>> Start INPUT DATA

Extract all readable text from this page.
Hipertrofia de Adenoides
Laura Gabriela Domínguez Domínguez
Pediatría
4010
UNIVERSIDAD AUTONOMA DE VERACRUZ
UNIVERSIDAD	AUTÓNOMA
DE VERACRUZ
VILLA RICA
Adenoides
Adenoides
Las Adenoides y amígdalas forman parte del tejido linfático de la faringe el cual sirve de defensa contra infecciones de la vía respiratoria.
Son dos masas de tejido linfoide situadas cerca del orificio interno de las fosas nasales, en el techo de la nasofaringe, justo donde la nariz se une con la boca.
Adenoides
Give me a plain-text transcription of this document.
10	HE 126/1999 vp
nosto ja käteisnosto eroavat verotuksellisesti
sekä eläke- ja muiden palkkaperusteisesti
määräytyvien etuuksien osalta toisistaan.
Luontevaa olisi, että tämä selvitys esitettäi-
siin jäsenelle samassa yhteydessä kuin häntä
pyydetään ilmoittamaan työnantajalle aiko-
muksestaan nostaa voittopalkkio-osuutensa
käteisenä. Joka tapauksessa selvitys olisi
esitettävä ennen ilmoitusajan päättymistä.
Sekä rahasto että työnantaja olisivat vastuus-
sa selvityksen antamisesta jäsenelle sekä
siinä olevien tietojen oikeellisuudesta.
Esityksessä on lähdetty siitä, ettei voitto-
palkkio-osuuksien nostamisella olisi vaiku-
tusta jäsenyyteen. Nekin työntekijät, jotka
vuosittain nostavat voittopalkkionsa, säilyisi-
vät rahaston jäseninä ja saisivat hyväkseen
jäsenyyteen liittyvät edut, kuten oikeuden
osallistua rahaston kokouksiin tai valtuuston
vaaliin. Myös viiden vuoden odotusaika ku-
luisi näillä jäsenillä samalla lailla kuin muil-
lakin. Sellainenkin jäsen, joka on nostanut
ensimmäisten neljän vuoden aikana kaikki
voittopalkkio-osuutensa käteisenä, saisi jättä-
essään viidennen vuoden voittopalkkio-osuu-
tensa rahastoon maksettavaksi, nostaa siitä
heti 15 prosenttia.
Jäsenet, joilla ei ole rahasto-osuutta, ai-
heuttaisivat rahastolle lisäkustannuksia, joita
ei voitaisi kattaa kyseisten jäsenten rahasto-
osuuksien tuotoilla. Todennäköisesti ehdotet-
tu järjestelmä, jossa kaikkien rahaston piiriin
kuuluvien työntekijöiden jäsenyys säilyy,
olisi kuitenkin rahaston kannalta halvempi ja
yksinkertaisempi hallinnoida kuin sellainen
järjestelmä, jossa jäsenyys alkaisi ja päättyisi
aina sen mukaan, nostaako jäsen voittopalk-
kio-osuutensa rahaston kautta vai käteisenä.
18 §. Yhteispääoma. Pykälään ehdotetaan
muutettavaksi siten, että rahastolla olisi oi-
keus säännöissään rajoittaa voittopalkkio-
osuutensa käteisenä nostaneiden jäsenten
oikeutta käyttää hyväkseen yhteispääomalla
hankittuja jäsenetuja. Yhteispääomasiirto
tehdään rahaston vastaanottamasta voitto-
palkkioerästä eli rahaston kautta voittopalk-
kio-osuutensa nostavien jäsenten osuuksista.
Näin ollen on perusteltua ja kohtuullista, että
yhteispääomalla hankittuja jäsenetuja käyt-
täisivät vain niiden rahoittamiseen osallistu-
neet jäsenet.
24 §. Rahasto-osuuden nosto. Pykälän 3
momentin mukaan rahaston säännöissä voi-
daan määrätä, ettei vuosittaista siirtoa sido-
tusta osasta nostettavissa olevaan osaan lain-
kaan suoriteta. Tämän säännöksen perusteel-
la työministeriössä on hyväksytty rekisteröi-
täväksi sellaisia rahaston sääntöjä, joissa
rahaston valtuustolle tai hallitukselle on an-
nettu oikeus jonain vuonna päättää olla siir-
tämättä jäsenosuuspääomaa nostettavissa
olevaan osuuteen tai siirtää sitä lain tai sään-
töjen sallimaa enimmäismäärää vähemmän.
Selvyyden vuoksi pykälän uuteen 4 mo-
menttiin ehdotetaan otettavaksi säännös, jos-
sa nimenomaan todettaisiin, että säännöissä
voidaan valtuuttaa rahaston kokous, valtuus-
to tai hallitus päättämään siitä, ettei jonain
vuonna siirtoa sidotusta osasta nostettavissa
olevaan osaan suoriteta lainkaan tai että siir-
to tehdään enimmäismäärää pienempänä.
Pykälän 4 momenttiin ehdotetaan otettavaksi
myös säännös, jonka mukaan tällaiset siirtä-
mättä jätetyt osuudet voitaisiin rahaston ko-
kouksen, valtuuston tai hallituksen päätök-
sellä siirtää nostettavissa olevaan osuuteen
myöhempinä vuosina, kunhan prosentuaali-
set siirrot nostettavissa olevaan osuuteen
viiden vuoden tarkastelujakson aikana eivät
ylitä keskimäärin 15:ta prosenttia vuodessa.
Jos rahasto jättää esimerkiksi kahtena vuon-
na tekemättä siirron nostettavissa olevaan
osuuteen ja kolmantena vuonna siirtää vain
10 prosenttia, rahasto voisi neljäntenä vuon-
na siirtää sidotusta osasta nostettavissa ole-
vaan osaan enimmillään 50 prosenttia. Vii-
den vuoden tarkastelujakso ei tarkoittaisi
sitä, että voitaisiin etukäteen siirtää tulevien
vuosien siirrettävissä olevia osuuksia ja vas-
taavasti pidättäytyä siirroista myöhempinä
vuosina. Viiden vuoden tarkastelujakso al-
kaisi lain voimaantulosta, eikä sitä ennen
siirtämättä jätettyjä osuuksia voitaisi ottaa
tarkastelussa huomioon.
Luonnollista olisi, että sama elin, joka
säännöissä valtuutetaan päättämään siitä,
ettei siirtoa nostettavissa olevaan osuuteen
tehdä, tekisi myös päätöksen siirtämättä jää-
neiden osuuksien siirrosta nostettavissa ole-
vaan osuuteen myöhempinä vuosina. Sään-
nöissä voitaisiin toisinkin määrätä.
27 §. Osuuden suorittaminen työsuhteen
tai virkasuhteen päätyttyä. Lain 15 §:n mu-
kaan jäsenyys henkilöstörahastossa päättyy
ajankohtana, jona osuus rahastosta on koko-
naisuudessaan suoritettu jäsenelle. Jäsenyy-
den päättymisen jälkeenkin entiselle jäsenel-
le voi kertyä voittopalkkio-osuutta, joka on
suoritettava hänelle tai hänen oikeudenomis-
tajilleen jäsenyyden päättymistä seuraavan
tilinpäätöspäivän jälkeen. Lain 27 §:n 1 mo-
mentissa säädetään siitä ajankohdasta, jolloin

>> End INPUT DATA

EXERCISE DETAILS: Return all of the data exactly as it reads.

WRITTEN ANSWER:
Extract all readable text from this page.
Hipertrofia de Adenoides
Laura Gabriela Domínguez Domínguez
Pediatría
4010
UNIVERSIDAD AUTONOMA DE VERACRUZ
UNIVERSIDAD	AUTÓNOMA
DE VERACRUZ
VILLA RICA
Adenoides
Adenoides
Las Adenoides y amígdalas forman parte del tejido linfático de la faringe el cual sirve de defensa contra infecciones de la vía respiratoria.
Son dos masas de tejido linfoide situadas cerca del orificio interno de las fosas nasales, en el techo de la nasofaringe, justo donde la nariz se une con la boca.
Adenoides
Give me a plain-text transcription of this document.
10	HE 126/1999 vp
nosto ja käteisnosto eroavat verotuksellisesti
sekä eläke- ja muiden palkkaperusteisesti
määräytyvien etuuksien osalta toisistaan.
Luontevaa olisi, että tämä selvitys esitettäi-
siin jäsenelle samassa yhteydessä kuin häntä
pyydetään ilmoittamaan työnantajalle aiko-
muksestaan nostaa voittopalkkio-osuutensa
käteisenä. Joka tapauksessa selvitys olisi
esitettävä ennen ilmoitusajan päättymistä.
Sekä rahasto että työnantaja olisivat vastuus-
sa selvityksen antamisesta jäsenelle sekä
siinä olevien tietojen oikeellisuudesta.
Esityksessä on lähdetty siitä, ettei voitto-
palkkio-osuuksien nostamisella olisi vaiku-
tusta jäsenyyteen. Nekin työntekijät, jotka
vuosittain nostavat voittopalkkionsa, säilyisi-
vät rahaston jäseninä ja saisivat hyväkseen
jäsenyyteen liittyvät edut, kuten oikeuden
osallistua rahaston kokouksiin tai valtuuston
vaaliin. Myös viiden vuoden odotusaika ku-
luisi näillä jäsenillä samalla lailla kuin muil-
lakin. Sellainenkin jäsen, joka on nostanut
ensimmäisten neljän vuoden aikana kaikki
voittopalkkio-osuutensa käteisenä, saisi jättä-
essään viidennen vuoden voittopalkkio-osuu-
tensa rahastoon maksettavaksi, nostaa siitä
heti 15 prosenttia.
Jäsenet, joilla ei ole rahasto-osuutta, ai-
heuttaisivat rahastolle lisäkustannuksia, joita
ei voitaisi kattaa kyseisten jäsenten rahasto-
osuuksien tuotoilla. Todennäköisesti ehdotet-
tu järjestelmä, jossa kaikkien rahaston piiriin
kuuluvien työntekijöiden jäsenyys säilyy,
olisi kuitenkin rahaston kannalta halvempi ja
yksinkertaisempi hallinnoida kuin sellainen
järjestelmä, jossa jäsenyys alkaisi ja päättyisi
aina sen mukaan, nostaako jäsen voittopalk-
kio-osuutensa rahaston kautta vai käteisenä.
18 §. Yhteispääoma. Pykälään ehdotetaan
muutettavaksi siten, että rahastolla olisi oi-
keus säännöissään rajoittaa voittopalkkio-
osuutensa käteisenä nostaneiden jäsenten
oikeutta käyttää hyväkseen yhteispääomalla
hankittuja jäsenetuja. Yhteispääomasiirto
tehdään rahaston vastaanottamasta voitto-
palkkioerästä eli rahaston kautta voittopalk-
kio-osuutensa nostavien jäsenten osuuksista.
Näin ollen on perusteltua ja kohtuullista, että
yhteispääomalla hankittuja jäsenetuja käyt-
täisivät vain niiden rahoittamiseen osallistu-
neet jäsenet.
24 §. Rahasto-osuuden nosto. Pykälän 3
momentin mukaan rahaston säännöissä voi-
daan määrätä, ettei vuosittaista siirtoa sido-
tusta osasta nostettavissa olevaan osaan lain-
kaan suoriteta. Tämän säännöksen perusteel-
la työministeriössä on hyväksytty rekisteröi-
täväksi sellaisia rahaston sääntöjä, joissa
rahaston valtuustolle tai hallitukselle on an-
nettu oikeus jonain vuonna päättää olla siir-
tämättä jäsenosuuspääomaa nostettavissa
olevaan osuuteen tai siirtää sitä lain tai sään-
töjen sallimaa enimmäismäärää vähemmän.
Selvyyden vuoksi pykälän uuteen 4 mo-
menttiin ehdotetaan otettavaksi säännös, jos-
sa nimenomaan todettaisiin, että säännöissä
voidaan valtuuttaa rahaston kokous, valtuus-
to tai hallitus päättämään siitä, ettei jonain
vuonna siirtoa sidotusta osasta nostettavissa
olevaan osaan suoriteta lainkaan tai että siir-
to tehdään enimmäismäärää pienempänä.
Pykälän 4 momenttiin ehdotetaan otettavaksi
myös säännös, jonka mukaan tällaiset siirtä-
mättä jätetyt osuudet voitaisiin rahaston ko-
kouksen, valtuuston tai hallituksen päätök-
sellä siirtää nostettavissa olevaan osuuteen
myöhempinä vuosina, kunhan prosentuaali-
set siirrot nostettavissa olevaan osuuteen
viiden vuoden tarkastelujakson aikana eivät
ylitä keskimäärin 15:ta prosenttia vuodessa.
Jos rahasto jättää esimerkiksi kahtena vuon-
na tekemättä siirron nostettavissa olevaan
osuuteen ja kolmantena vuonna siirtää vain
10 prosenttia, rahasto voisi neljäntenä vuon-
na siirtää sidotusta osasta nostettavissa ole-
vaan osaan enimmillään 50 prosenttia. Vii-
den vuoden tarkastelujakso ei tarkoittaisi
sitä, että voitaisiin etukäteen siirtää tulevien
vuosien siirrettävissä olevia osuuksia ja vas-
taavasti pidättäytyä siirroista myöhempinä
vuosina. Viiden vuoden tarkastelujakso al-
kaisi lain voimaantulosta, eikä sitä ennen
siirtämättä jätettyjä osuuksia voitaisi ottaa
tarkastelussa huomioon.
Luonnollista olisi, että sama elin, joka
säännöissä valtuutetaan päättämään siitä,
ettei siirtoa nostettavissa olevaan osuuteen
tehdä, tekisi myös päätöksen siirtämättä jää-
neiden osuuksien siirrosta nostettavissa ole-
vaan osuuteen myöhempinä vuosina. Sään-
nöissä voitaisiin toisinkin määrätä.
27 §. Osuuden suorittaminen työsuhteen
tai virkasuhteen päätyttyä. Lain 15 §:n mu-
kaan jäsenyys henkilöstörahastossa päättyy
ajankohtana, jona osuus rahastosta on koko-
naisuudessaan suoritettu jäsenelle. Jäsenyy-
den päättymisen jälkeenkin entiselle jäsenel-
le voi kertyä voittopalkkio-osuutta, joka on
suoritettava hänelle tai hänen oikeudenomis-
tajilleen jäsenyyden päättymistä seuraavan
tilinpäätöspäivän jälkeen. Lain 27 §:n 1 mo-
mentissa säädetään siitä ajankohdasta, jolloin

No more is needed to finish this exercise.